- To be done -
Express the stretch of the data from its first line through the line containing "441, 110, 450]" as a Markdown table with the columns No. and Entry. Put each row's number in No., put the line itself in Entry, and omit any blank lines.

Labeled region data:
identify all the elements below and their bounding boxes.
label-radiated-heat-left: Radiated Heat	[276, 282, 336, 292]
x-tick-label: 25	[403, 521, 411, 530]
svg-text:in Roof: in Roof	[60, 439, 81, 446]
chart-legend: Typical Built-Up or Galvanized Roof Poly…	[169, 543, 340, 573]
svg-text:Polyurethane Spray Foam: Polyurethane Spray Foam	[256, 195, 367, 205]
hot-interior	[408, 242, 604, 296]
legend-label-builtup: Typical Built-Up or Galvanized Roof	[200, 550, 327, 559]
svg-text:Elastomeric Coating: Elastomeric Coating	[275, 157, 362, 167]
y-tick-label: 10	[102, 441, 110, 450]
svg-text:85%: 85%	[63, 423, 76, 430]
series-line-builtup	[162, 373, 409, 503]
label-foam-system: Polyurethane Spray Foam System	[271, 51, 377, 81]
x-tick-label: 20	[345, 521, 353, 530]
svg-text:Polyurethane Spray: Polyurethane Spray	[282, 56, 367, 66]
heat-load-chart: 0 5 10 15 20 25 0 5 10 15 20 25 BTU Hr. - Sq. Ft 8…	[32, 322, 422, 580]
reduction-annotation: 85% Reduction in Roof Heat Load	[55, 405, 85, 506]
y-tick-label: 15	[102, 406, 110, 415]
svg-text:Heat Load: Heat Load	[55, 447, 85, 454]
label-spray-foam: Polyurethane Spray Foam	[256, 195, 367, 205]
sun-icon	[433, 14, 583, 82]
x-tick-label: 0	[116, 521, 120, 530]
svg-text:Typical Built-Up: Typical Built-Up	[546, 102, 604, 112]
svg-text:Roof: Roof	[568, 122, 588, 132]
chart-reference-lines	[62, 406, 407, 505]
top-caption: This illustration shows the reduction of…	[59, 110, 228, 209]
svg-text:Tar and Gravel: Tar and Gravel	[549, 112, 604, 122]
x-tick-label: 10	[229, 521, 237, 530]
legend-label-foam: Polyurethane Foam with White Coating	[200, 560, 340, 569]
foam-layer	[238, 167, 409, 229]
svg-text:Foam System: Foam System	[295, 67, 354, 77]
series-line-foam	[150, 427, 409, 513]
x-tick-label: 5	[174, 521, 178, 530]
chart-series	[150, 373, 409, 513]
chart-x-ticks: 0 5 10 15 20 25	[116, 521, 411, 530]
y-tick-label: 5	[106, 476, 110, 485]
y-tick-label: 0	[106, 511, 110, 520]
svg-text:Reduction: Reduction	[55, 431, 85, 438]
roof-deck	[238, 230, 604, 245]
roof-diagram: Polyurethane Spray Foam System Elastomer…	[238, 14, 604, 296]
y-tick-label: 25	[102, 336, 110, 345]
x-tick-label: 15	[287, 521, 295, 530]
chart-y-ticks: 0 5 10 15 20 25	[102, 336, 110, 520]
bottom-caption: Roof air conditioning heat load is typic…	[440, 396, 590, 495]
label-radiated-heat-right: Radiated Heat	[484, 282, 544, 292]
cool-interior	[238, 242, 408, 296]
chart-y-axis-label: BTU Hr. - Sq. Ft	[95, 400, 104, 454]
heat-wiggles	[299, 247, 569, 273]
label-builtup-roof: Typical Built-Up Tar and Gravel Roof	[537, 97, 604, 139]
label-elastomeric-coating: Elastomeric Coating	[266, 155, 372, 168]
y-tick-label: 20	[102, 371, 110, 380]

- Exercise output -
| No. | Entry |
|---|---|
| 1 | identify all the elements below and their bounding boxes. |
| 2 | label-radiated-heat-left: Radiated Heat	[276, 282, 336, 292] |
| 3 | x-tick-label: 25	[403, 521, 411, 530] |
| 4 | svg-text:in Roof: in Roof	[60, 439, 81, 446] |
| 5 | chart-legend: Typical Built-Up or Galvanized Roof Poly…	[169, 543, 340, 573] |
| 6 | svg-text:Polyurethane Spray Foam: Polyurethane Spray Foam	[256, 195, 367, 205] |
| 7 | hot-interior	[408, 242, 604, 296] |
| 8 | legend-label-builtup: Typical Built-Up or Galvanized Roof	[200, 550, 327, 559] |
| 9 | svg-text:Elastomeric Coating: Elastomeric Coating	[275, 157, 362, 167] |
| 10 | y-tick-label: 10	[102, 441, 110, 450] |